BEGIN PROVIDED RECORDS
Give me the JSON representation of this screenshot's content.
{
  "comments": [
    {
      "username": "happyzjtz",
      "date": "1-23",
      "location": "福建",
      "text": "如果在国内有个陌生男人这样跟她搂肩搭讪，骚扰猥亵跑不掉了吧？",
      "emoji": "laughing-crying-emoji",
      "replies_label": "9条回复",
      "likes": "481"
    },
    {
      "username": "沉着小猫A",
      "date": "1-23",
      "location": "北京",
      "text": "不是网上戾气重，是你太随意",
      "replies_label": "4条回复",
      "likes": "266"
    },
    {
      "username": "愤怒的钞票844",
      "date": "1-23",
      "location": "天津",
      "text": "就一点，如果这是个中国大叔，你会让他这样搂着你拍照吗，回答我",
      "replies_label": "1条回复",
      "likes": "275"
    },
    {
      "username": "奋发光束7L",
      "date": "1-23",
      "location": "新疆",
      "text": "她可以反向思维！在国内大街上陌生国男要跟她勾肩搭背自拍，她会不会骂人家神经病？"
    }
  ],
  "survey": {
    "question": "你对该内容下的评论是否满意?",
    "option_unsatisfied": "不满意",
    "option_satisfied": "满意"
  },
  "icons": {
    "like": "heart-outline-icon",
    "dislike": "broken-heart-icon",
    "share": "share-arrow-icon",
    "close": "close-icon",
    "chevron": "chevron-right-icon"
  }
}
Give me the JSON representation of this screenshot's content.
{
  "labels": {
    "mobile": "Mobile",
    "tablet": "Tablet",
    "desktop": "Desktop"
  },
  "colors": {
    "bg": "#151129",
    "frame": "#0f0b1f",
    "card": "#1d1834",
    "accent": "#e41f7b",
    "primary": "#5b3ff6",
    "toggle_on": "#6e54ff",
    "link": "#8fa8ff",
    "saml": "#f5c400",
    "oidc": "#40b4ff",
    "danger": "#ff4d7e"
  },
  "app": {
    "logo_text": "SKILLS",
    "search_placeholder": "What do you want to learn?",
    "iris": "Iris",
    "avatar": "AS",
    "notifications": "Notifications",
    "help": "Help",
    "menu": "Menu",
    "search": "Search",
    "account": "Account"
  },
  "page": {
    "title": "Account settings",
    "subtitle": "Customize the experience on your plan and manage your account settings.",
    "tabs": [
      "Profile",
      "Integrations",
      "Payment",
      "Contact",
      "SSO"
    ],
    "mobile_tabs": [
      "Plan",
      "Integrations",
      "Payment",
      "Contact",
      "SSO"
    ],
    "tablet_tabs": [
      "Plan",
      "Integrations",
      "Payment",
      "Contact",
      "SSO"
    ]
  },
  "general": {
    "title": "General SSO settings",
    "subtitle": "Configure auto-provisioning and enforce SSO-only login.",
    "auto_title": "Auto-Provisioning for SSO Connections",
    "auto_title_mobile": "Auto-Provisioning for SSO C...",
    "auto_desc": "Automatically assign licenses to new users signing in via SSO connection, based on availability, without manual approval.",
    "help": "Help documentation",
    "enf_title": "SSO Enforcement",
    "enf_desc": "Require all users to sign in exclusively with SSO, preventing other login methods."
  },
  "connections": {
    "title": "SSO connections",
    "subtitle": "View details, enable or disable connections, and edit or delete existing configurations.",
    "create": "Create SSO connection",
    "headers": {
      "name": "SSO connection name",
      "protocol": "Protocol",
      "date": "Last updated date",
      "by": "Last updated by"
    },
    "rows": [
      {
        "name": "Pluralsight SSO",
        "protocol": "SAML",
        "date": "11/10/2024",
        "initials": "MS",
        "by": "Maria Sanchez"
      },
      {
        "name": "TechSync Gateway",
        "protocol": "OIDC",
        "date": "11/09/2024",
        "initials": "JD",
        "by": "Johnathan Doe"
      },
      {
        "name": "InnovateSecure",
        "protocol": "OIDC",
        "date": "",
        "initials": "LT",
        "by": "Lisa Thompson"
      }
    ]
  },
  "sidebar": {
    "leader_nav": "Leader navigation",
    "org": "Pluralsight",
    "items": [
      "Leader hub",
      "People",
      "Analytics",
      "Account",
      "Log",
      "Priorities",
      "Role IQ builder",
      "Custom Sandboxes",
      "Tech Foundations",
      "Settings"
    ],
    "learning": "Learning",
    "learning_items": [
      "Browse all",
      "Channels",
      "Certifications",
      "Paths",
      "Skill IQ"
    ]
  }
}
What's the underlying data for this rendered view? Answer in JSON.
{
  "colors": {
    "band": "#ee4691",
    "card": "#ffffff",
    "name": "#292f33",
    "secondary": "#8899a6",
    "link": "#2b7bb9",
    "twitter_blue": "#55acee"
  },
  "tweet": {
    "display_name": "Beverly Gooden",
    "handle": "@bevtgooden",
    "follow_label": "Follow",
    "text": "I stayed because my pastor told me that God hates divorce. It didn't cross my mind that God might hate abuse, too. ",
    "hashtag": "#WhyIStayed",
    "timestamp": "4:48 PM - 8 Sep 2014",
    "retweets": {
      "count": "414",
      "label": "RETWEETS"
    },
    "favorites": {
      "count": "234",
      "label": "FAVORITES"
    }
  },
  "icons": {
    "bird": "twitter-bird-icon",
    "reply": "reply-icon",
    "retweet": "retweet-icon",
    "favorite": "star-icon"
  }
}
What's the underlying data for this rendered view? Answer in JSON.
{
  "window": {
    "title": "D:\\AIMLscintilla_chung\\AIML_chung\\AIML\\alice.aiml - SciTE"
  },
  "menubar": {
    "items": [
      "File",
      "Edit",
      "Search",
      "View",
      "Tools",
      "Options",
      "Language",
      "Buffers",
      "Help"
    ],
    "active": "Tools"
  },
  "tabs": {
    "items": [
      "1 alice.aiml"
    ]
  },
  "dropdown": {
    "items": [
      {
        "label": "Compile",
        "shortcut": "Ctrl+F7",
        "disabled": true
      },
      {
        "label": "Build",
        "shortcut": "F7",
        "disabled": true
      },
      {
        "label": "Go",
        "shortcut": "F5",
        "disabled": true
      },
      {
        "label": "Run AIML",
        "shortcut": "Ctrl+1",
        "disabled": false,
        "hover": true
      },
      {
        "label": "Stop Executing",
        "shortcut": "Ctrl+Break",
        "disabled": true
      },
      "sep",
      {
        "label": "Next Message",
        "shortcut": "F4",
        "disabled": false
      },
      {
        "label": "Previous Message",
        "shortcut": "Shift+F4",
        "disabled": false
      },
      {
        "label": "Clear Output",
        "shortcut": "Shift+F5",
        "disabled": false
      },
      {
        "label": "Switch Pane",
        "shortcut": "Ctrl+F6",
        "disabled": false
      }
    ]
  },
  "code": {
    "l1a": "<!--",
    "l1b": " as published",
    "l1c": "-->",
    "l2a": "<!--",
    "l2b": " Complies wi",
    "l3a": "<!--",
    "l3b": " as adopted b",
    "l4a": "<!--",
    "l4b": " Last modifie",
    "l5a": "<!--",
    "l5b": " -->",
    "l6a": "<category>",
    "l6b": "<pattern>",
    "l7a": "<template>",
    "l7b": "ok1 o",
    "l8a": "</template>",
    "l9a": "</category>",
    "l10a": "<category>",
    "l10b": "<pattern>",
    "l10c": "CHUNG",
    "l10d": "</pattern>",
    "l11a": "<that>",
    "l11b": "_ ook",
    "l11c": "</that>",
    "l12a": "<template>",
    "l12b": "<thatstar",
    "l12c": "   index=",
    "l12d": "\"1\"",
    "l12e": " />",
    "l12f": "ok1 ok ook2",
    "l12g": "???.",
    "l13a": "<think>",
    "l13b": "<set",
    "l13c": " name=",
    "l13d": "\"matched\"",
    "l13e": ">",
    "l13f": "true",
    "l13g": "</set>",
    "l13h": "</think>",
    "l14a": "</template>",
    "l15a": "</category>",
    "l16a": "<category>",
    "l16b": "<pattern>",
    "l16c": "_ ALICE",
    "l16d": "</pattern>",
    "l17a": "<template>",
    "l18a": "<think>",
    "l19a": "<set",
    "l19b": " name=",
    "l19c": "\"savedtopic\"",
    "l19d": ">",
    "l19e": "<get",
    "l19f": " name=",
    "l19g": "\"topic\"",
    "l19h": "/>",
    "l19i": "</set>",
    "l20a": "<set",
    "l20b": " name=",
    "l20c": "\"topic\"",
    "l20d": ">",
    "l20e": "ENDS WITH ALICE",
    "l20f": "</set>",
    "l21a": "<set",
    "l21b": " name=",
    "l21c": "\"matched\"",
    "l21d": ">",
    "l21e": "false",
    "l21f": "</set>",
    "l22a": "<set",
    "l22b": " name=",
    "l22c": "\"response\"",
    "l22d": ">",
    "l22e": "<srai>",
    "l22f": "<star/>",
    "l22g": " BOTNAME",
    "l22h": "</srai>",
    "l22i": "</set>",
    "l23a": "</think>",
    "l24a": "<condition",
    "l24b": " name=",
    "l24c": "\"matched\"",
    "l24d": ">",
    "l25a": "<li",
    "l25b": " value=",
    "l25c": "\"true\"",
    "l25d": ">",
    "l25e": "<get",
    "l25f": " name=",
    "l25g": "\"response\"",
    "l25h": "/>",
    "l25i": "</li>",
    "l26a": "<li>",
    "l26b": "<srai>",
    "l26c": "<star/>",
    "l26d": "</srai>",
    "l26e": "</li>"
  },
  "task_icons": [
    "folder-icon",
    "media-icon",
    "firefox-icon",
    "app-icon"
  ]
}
END PROVIDED RECORDS
■ **EXERCISE INSTRUCTIONS**:
Each line with the string "srai" in it needs to be found and copied.

■ **FINISHED ANSWER**:
    "l22e": "<srai>",
    "l22h": "</srai>",
    "l26b": "<srai>",
    "l26d": "</srai>",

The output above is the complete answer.